* [THE DATA]:

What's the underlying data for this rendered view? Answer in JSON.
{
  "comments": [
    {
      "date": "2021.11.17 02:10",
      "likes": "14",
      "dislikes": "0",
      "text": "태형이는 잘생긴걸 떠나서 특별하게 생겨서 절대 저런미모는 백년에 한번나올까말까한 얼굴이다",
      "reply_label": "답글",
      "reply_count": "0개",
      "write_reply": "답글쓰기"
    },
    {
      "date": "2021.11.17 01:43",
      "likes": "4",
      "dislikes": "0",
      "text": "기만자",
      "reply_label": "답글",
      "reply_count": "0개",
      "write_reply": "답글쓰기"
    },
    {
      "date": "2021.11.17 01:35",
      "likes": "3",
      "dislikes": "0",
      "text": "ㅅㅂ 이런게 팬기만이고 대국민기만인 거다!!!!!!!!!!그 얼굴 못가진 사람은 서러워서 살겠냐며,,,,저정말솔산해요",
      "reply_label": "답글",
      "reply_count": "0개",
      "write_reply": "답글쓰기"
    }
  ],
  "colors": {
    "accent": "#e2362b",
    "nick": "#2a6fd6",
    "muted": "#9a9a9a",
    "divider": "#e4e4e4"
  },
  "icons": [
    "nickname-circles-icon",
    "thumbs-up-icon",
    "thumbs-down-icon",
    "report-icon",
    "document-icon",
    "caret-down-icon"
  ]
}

* [REQUIRED TASK]: Write out the whole listing again. Match it word for word.

* [RESPONSE]:
What's the underlying data for this rendered view? Answer in JSON.
{
  "comments": [
    {
      "date": "2021.11.17 02:10",
      "likes": "14",
      "dislikes": "0",
      "text": "태형이는 잘생긴걸 떠나서 특별하게 생겨서 절대 저런미모는 백년에 한번나올까말까한 얼굴이다",
      "reply_label": "답글",
      "reply_count": "0개",
      "write_reply": "답글쓰기"
    },
    {
      "date": "2021.11.17 01:43",
      "likes": "4",
      "dislikes": "0",
      "text": "기만자",
      "reply_label": "답글",
      "reply_count": "0개",
      "write_reply": "답글쓰기"
    },
    {
      "date": "2021.11.17 01:35",
      "likes": "3",
      "dislikes": "0",
      "text": "ㅅㅂ 이런게 팬기만이고 대국민기만인 거다!!!!!!!!!!그 얼굴 못가진 사람은 서러워서 살겠냐며,,,,저정말솔산해요",
      "reply_label": "답글",
      "reply_count": "0개",
      "write_reply": "답글쓰기"
    }
  ],
  "colors": {
    "accent": "#e2362b",
    "nick": "#2a6fd6",
    "muted": "#9a9a9a",
    "divider": "#e4e4e4"
  },
  "icons": [
    "nickname-circles-icon",
    "thumbs-up-icon",
    "thumbs-down-icon",
    "report-icon",
    "document-icon",
    "caret-down-icon"
  ]
}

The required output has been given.